= Excerpt =
——————

In 1774 the Friends built a new meeting house. Their first had burned.
The second was of "heart pine, located in the middle of a buriel ground,
surrounded by cedar palings." No trace of it remains either, but Mrs. Baker
believes that it is on the Peter Knox property, between Maddock Creek and
U.S. 78, on the north side of the old Wrightboro-Augusta road. "There is a
graveyard with markers of roughly shaped pieces of fieldstone as well as a
number of conventional ones south of the road. There is still another
Quaker graveyard immediately beyond Middle Creek in a patch of pines.
In any event, the Quakers were faithful in their attendance at Meeting,
and indeed could be dismissed for not attending. Men sat at one side of
the room and women on the other, in silence, until an inner voice moved
them to speak. There were no hymns, collection, communion, nor baptism.
The length of the meeting was decided by a "timer". When he shook hands
with the person next to him, the meeting was ended.
Creek Indians continue to plague the settlers, so in 1774 Captain
Barnard of the Militia built a fort near Wrightsboro. It was commanded by
Captain Thomas White, he whose epitaph is in the Methodist Cemetery. Other
notables who served there were William and Henry Candler, Benjamin and
William Few (who signed the Constitution), and Hugh Rees. Another fort in
the heart of Wrightsboro was made of rock. Parts of it are still there.
"Then came the Revolutionary War," says Mrs. Baker, "and a severe test
of the Quakers' principle of non-violence. For the rebels were against
them because they wouldn't fight the British, the British because they
wouldn't fight the Americans, and the Indians hated them because they were
white."
Eventually the Quakers relaxed their rule against fighting to the extent
that, althogh men were dismissed from Meeting for it, they were accepted
again when the war was over, if they apologized before the Meeting and
confessed their misconduct.

——————

= Excerpted data =

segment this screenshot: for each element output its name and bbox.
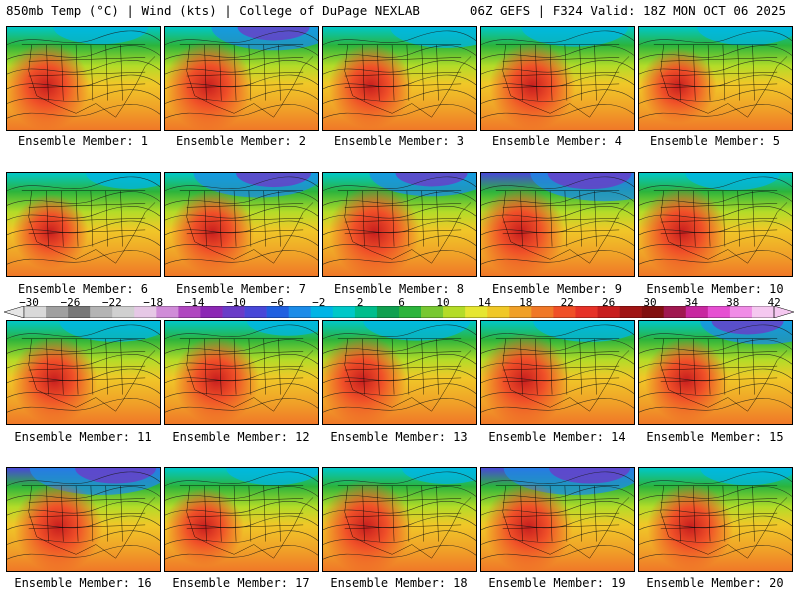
ensemble-member-map (322, 26, 477, 131)
ensemble-member-map (6, 467, 161, 572)
ensemble-member-label: Ensemble Member: 12 (172, 430, 310, 444)
colorbar-swatch (200, 306, 223, 318)
colorbar-tick-label: −22 (101, 296, 122, 309)
colorbar-swatch (509, 306, 532, 318)
colorbar-tick-label: 30 (643, 296, 657, 309)
colorbar-swatch (332, 306, 356, 318)
ensemble-member-label: Ensemble Member: 2 (175, 134, 307, 148)
colorbar-tick-label: 18 (519, 296, 533, 309)
colorbar-tick-label: −30 (19, 296, 39, 309)
ensemble-member-label: Ensemble Member: 15 (646, 430, 784, 444)
ensemble-member-label: Ensemble Member: 8 (333, 282, 465, 296)
ensemble-member-map (164, 26, 319, 131)
colorbar-tick-label: 2 (356, 296, 364, 309)
ensemble-member-map (164, 320, 319, 425)
ensemble-member-map (638, 172, 793, 277)
colorbar-tick-label: 38 (726, 296, 740, 309)
ensemble-member-map (480, 467, 635, 572)
ensemble-member-map (322, 467, 477, 572)
colorbar-tick-label: 14 (477, 296, 492, 309)
colorbar-swatch (222, 306, 245, 318)
colorbar-swatch (729, 306, 753, 318)
ensemble-member-map (638, 467, 793, 572)
colorbar-swatch (443, 306, 466, 318)
colorbar-tick-label: 26 (601, 296, 616, 309)
colorbar-swatch (354, 306, 378, 318)
ensemble-member-label: Ensemble Member: 3 (333, 134, 465, 148)
ensemble-member-map (480, 320, 635, 425)
ensemble-member-label: Ensemble Member: 10 (646, 282, 784, 296)
colorbar-tick-label: −18 (143, 296, 164, 309)
colorbar-swatch (134, 306, 157, 318)
colorbar-swatch (575, 306, 598, 318)
colorbar-swatch (266, 306, 290, 318)
ensemble-member-label: Ensemble Member: 20 (646, 576, 784, 590)
ensemble-member-map (6, 172, 161, 277)
header-run-info: 06Z GEFS | F324 Valid: 18Z MON OCT 06 20… (469, 3, 786, 18)
colorbar-swatch (376, 306, 400, 318)
colorbar-tick-label: 42 (767, 296, 781, 309)
ensemble-member-label: Ensemble Member: 14 (488, 430, 626, 444)
colorbar-tick-label: −10 (226, 296, 246, 309)
colorbar-swatch (399, 306, 422, 318)
ensemble-member-map (322, 172, 477, 277)
header-title: 850mb Temp (°C) | Wind (kts) | College o… (6, 3, 420, 18)
ensemble-member-map (638, 26, 793, 131)
colorbar-swatch (597, 306, 620, 318)
ensemble-member-map (164, 467, 319, 572)
colorbar-swatch (553, 306, 576, 318)
ensemble-member-label: Ensemble Member: 5 (649, 134, 781, 148)
colorbar-tick-label: 10 (436, 296, 450, 309)
ensemble-member-label: Ensemble Member: 4 (491, 134, 623, 148)
colorbar (4, 306, 794, 318)
ensemble-member-label: Ensemble Member: 19 (488, 576, 626, 590)
colorbar-swatch (68, 306, 91, 318)
colorbar-swatch (24, 306, 47, 318)
ensemble-member-map (6, 320, 161, 425)
colorbar-swatch (421, 306, 444, 318)
ensemble-member-label: Ensemble Member: 18 (330, 576, 468, 590)
colorbar-swatch (112, 306, 135, 318)
colorbar-swatch (531, 306, 554, 318)
colorbar-swatch (178, 306, 201, 318)
ensemble-member-map (6, 26, 161, 131)
colorbar-swatch (288, 306, 312, 318)
colorbar-tick-label: −6 (270, 296, 285, 309)
colorbar-swatch (90, 306, 113, 318)
colorbar-swatch (663, 306, 687, 318)
colorbar-tick-label: 6 (398, 296, 405, 309)
colorbar-swatch (465, 306, 488, 318)
colorbar-swatch (619, 306, 642, 318)
colorbar-swatch (244, 306, 267, 318)
colorbar-swatch (487, 306, 510, 318)
colorbar-tick-label: −2 (312, 296, 326, 309)
colorbar-tick-label: −26 (60, 296, 81, 309)
ensemble-member-map (164, 172, 319, 277)
colorbar-swatch (156, 306, 179, 318)
ensemble-member-label: Ensemble Member: 17 (172, 576, 310, 590)
colorbar-swatch (310, 306, 334, 318)
colorbar-swatch (685, 306, 709, 318)
colorbar-tick-label: −14 (184, 296, 205, 309)
ensemble-member-map (480, 172, 635, 277)
colorbar-labels: −30 −26 −22 −18 −14 −10 −6 −2 2 6 10 14 18 22 26 30 34 38… (0, 296, 800, 309)
ensemble-member-label: Ensemble Member: 1 (17, 134, 149, 148)
ensemble-member-map (480, 26, 635, 131)
colorbar-tick-label: 22 (560, 296, 574, 309)
colorbar-swatch (751, 306, 775, 318)
ensemble-member-label: Ensemble Member: 9 (491, 282, 623, 296)
ensemble-member-label: Ensemble Member: 13 (330, 430, 468, 444)
colorbar-tick-label: 34 (684, 296, 699, 309)
ensemble-member-label: Ensemble Member: 6 (17, 282, 149, 296)
colorbar-swatch (641, 306, 665, 318)
ensemble-member-map (322, 320, 477, 425)
ensemble-member-label: Ensemble Member: 16 (14, 576, 152, 590)
ensemble-member-map (638, 320, 793, 425)
colorbar-swatch (707, 306, 731, 318)
ensemble-member-label: Ensemble Member: 7 (175, 282, 307, 296)
ensemble-member-label: Ensemble Member: 11 (14, 430, 152, 444)
colorbar-swatch (46, 306, 69, 318)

——————

= What the exercise asks =
In the excerpt about the Wrightsboro Quakers, what signaled that a meeting had ended?

= Complete response =
The "timer" shook hands with the person next to him.